→ CHALLENGE:
List the lines of this listing that hold the word "Foul".

→ TASK MATERIAL:
▬▬▬

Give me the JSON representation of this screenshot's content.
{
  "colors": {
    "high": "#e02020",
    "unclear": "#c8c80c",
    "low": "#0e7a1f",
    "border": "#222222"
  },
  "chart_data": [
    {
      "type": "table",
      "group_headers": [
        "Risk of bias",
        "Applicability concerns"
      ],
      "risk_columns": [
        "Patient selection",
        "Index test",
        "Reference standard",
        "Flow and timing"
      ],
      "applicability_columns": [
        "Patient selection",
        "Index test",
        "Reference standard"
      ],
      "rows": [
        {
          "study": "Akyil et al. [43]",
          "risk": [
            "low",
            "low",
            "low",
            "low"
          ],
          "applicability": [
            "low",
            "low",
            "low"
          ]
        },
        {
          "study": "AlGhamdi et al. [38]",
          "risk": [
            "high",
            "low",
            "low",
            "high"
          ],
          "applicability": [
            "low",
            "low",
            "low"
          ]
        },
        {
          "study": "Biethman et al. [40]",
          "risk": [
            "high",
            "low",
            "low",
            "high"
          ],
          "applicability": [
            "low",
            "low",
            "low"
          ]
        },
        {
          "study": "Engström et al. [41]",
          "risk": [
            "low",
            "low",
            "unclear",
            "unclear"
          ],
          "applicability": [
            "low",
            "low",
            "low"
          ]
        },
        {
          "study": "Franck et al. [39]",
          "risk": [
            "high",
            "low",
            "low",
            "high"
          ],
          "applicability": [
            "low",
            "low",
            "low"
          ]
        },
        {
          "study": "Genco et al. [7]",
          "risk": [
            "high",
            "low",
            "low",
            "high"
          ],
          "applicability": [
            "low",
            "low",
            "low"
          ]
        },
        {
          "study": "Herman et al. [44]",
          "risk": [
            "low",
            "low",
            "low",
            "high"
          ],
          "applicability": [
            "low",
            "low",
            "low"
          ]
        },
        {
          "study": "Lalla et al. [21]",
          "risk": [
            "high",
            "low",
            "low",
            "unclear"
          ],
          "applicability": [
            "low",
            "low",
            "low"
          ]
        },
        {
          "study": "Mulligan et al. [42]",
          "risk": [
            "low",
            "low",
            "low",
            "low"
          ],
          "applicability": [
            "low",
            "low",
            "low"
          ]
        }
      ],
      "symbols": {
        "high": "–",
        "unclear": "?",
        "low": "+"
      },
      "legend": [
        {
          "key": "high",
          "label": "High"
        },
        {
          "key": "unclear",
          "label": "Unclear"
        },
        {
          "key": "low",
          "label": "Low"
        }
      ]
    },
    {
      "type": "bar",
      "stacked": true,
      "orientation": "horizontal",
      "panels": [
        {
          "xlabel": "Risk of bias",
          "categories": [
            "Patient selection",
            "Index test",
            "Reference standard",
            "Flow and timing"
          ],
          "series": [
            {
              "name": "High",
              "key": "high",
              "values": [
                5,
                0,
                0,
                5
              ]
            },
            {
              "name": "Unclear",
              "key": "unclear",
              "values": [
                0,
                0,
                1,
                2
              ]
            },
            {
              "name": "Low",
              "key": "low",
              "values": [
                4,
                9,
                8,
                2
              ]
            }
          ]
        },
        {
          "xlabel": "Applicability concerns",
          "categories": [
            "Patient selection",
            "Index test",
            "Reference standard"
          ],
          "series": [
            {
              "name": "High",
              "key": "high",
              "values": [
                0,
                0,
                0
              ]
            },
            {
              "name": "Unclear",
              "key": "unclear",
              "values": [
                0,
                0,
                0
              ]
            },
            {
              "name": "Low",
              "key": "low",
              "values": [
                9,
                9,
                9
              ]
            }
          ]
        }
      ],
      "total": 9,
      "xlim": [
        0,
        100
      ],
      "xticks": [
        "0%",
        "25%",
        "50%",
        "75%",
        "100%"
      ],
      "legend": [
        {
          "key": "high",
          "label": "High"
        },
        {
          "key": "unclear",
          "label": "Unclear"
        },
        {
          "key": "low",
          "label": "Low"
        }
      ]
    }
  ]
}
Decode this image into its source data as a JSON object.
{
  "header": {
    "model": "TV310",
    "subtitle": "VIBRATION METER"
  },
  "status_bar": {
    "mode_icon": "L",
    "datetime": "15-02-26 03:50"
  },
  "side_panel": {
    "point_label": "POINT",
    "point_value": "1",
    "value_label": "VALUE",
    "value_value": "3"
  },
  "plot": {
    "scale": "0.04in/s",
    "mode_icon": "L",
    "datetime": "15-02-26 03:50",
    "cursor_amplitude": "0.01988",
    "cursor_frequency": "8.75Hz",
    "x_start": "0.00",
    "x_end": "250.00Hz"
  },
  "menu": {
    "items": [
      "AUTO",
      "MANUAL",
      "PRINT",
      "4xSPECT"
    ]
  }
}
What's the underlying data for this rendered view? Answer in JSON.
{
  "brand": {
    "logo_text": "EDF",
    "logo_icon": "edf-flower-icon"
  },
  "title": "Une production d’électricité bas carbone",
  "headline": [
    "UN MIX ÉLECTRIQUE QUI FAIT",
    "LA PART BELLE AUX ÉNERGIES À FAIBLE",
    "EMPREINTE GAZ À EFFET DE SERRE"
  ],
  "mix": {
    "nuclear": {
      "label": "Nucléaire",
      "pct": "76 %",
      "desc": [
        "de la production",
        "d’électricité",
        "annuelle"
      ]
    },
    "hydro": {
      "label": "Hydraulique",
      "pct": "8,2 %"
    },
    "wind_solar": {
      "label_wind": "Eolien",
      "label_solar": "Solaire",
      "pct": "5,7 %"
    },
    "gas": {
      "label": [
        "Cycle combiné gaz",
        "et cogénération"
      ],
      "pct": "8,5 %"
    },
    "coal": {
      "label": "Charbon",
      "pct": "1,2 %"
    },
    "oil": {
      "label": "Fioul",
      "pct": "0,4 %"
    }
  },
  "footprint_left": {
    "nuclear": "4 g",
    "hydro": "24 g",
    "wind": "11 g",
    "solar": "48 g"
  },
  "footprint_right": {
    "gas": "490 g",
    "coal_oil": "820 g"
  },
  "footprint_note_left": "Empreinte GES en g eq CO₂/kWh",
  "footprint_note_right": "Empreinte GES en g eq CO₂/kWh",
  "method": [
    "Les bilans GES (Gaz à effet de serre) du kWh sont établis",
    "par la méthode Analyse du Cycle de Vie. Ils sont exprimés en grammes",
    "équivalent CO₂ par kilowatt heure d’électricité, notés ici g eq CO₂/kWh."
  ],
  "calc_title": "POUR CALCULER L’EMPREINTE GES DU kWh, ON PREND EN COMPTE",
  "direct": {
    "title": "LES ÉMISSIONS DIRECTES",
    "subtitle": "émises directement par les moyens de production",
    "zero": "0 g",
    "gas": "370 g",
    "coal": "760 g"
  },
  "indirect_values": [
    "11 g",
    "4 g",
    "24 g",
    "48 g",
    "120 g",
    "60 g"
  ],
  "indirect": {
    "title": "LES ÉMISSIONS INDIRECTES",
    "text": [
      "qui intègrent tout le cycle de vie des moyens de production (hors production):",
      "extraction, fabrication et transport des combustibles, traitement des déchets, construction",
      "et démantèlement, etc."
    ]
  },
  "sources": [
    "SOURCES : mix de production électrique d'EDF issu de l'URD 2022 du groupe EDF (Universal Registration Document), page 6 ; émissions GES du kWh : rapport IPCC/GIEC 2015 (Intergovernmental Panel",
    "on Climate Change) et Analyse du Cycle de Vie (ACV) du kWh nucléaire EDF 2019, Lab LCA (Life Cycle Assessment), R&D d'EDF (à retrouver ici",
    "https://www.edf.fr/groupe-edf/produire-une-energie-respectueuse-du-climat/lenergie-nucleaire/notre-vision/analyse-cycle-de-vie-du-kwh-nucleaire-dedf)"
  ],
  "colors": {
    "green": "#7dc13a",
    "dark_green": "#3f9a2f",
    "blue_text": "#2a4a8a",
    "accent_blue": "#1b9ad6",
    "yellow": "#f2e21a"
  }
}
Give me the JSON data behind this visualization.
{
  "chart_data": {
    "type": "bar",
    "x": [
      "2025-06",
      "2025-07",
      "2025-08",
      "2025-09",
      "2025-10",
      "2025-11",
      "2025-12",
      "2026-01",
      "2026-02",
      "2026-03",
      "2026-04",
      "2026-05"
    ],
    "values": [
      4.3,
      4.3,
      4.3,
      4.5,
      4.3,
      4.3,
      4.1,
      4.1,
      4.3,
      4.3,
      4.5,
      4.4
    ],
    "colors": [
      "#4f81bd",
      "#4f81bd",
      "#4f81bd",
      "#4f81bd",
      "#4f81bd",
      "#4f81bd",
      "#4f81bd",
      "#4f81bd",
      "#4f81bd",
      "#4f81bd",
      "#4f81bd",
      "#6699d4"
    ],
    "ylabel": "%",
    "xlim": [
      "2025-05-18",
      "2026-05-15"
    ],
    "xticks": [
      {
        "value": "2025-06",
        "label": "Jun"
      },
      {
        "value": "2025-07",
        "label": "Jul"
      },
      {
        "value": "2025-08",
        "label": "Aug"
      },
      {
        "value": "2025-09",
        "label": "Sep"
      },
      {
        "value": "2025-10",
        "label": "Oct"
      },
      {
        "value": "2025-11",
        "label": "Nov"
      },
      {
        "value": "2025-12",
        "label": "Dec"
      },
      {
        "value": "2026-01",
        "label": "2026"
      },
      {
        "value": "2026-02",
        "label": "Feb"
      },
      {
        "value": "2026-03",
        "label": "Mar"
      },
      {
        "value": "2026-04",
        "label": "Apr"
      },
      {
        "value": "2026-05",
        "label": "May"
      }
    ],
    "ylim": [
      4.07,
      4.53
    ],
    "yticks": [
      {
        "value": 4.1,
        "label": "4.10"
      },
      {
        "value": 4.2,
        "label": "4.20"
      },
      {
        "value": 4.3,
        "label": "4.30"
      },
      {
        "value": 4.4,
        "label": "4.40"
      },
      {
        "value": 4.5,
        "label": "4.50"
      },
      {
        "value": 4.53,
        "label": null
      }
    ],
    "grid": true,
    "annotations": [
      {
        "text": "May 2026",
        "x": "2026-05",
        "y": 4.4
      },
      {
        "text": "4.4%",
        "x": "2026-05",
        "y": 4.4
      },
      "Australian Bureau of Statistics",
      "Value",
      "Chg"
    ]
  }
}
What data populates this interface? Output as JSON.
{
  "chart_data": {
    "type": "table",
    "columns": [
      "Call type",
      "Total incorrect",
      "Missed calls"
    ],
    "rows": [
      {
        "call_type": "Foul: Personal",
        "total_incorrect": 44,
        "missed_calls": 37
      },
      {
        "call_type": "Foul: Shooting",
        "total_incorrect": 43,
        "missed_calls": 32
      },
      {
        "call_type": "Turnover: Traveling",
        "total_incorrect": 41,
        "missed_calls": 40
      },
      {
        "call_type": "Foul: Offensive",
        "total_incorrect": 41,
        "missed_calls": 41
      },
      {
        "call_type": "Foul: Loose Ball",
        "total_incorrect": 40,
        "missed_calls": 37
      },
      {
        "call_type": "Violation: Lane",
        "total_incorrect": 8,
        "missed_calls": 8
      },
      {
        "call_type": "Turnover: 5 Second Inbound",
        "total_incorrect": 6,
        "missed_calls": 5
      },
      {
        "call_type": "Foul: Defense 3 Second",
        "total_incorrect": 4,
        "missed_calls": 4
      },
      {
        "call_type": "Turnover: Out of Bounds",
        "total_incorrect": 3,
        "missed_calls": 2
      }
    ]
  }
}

▬▬▬

→ THE OUTPUT:
        "call_type": "Foul: Personal",
        "call_type": "Foul: Shooting",
        "call_type": "Foul: Offensive",
        "call_type": "Foul: Loose Ball",
        "call_type": "Foul: Defense 3 Second",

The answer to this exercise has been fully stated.